▼

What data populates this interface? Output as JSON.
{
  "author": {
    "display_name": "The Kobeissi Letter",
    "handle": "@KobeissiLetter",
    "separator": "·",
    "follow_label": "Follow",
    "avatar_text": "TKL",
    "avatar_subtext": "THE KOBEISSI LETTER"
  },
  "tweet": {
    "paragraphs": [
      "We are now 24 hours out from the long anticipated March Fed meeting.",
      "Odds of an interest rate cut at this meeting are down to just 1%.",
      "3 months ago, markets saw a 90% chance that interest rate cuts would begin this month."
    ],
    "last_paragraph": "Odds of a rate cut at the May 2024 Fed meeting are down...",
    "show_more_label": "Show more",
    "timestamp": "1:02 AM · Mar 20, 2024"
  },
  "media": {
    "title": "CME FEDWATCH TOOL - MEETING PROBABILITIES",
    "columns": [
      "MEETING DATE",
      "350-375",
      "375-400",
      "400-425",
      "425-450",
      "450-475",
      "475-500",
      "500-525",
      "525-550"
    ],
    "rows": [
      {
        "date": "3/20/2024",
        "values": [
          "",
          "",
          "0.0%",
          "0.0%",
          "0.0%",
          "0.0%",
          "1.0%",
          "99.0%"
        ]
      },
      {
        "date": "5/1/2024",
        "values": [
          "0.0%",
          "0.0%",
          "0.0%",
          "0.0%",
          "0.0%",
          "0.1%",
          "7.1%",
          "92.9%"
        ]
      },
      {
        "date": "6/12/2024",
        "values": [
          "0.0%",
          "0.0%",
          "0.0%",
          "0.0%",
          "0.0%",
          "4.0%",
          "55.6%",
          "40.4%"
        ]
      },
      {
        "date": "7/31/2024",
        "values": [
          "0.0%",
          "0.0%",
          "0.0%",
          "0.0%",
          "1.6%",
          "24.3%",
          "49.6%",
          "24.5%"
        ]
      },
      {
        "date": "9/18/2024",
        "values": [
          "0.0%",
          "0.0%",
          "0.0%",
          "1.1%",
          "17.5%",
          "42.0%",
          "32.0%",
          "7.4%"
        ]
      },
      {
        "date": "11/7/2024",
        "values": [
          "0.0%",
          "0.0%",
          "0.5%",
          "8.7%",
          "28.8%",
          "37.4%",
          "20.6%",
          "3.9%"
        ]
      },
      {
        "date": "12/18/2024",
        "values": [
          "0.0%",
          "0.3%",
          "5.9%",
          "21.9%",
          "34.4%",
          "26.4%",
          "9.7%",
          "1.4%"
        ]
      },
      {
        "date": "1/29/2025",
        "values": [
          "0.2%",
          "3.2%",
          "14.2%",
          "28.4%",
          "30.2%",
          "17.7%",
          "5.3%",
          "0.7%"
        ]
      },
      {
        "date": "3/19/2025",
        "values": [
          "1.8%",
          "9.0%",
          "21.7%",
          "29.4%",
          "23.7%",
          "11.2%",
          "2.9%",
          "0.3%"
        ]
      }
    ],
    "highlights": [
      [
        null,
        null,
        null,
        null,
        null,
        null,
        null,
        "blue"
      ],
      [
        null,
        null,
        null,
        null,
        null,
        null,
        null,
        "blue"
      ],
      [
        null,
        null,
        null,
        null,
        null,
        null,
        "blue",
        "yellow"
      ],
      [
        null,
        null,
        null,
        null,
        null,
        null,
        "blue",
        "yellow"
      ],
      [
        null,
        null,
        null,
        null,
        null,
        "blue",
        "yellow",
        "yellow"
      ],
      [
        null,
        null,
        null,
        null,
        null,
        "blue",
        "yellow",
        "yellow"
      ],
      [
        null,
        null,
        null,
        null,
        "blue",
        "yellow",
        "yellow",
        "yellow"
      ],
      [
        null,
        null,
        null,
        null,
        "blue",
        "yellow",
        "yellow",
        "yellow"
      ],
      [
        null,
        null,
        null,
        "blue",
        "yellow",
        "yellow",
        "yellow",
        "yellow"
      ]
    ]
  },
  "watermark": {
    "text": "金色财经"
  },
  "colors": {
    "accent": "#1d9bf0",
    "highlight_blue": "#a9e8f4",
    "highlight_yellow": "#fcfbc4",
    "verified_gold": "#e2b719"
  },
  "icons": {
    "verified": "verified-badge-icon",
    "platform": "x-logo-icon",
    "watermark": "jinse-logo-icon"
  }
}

▲

*Task objective*.
Count each line above in which the string "rate" appears, then state only the total.

*Solved exercise*.
3